*Text block*

The most stringent upper limit from dynamical models on the mass of a central black hole in 47 Tucanae

TL;DR

This study uses advanced dynamical models and high-resolution data to set the most stringent upper limit on the mass of a potential intermediate-mass black hole in the globular cluster 47 Tucanae, constraining it to less than 578 solar masses.

Contribution

The paper introduces self-consistent dynamical models based on action-dependent distribution functions to analyze the cluster's kinematics, providing the tightest upper limit on an IMBH in 47 Tucanae.

Findings

No IMBH more massive than 578 M$_\\odot$ detected at 3σ confidence.

Utilized state-of-the-art spectroscopic and HST data for detailed 3D kinematic analysis.

Established the most stringent upper limit on IMBH mass in 47 Tucanae to date.

Abstract

Globular clusters (GCs) were proposed as promising sites for discovering intermediate-mass black holes (IMBHs), possibly providing crucial insights into the formation and evolution of these elusive objects. The Galactic GC 47 Tucanae (also known as NGC 104) has been suggested as a potential IMBH host, but, previous studies have yielded conflicting results. We, therefore, present self-consistent dynamical models based on distribution functions (DFs) that depend on action integrals to assess the presence (or absence) of an IMBH in 47 Tucanae. Leveraging state-of-the-art Multi Unit Spectroscopic Explorer and Hubble Space Telescope data, we analyzed the three-dimensional (3D) kinematics of the cluster's central regions, fitting individual star velocities down to the sub-arcsec scale (approximately $10^{-2}$ pc). According to our analysis, the inner kinematics of 47 Tucanae is incompatible with a central BH more massive than 578 M$_\odot$ (at $3\sigma$). This is the most stringent upper limit on the mass of a putative IMBH in 47 Tucanae that has been put by any dynamical study.

*What you should do*
List the section headings in the 47 Tucanae black hole page above, in the order they appear.

*Dataset*

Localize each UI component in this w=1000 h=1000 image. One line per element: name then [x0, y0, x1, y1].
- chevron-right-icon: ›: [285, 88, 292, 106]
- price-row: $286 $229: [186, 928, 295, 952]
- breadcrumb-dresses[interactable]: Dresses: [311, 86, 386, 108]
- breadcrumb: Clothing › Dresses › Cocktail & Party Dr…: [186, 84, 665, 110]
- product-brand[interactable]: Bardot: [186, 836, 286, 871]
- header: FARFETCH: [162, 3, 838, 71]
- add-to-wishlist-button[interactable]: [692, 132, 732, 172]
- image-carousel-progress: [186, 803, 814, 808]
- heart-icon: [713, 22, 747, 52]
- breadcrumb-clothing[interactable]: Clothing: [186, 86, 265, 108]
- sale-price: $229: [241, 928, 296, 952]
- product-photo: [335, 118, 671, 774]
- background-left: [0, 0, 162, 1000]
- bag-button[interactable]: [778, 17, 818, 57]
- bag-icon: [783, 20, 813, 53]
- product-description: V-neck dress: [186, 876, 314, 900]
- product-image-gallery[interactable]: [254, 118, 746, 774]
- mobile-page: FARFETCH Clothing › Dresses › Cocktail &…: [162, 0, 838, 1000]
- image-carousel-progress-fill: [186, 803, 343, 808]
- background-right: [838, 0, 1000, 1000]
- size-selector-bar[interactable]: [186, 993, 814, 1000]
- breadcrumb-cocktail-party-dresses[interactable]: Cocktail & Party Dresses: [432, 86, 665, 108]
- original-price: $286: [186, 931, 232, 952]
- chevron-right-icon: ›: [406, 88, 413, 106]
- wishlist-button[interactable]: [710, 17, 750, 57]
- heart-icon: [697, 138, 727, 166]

*Answer area*
TL;DR
Contribution
Findings
Abstract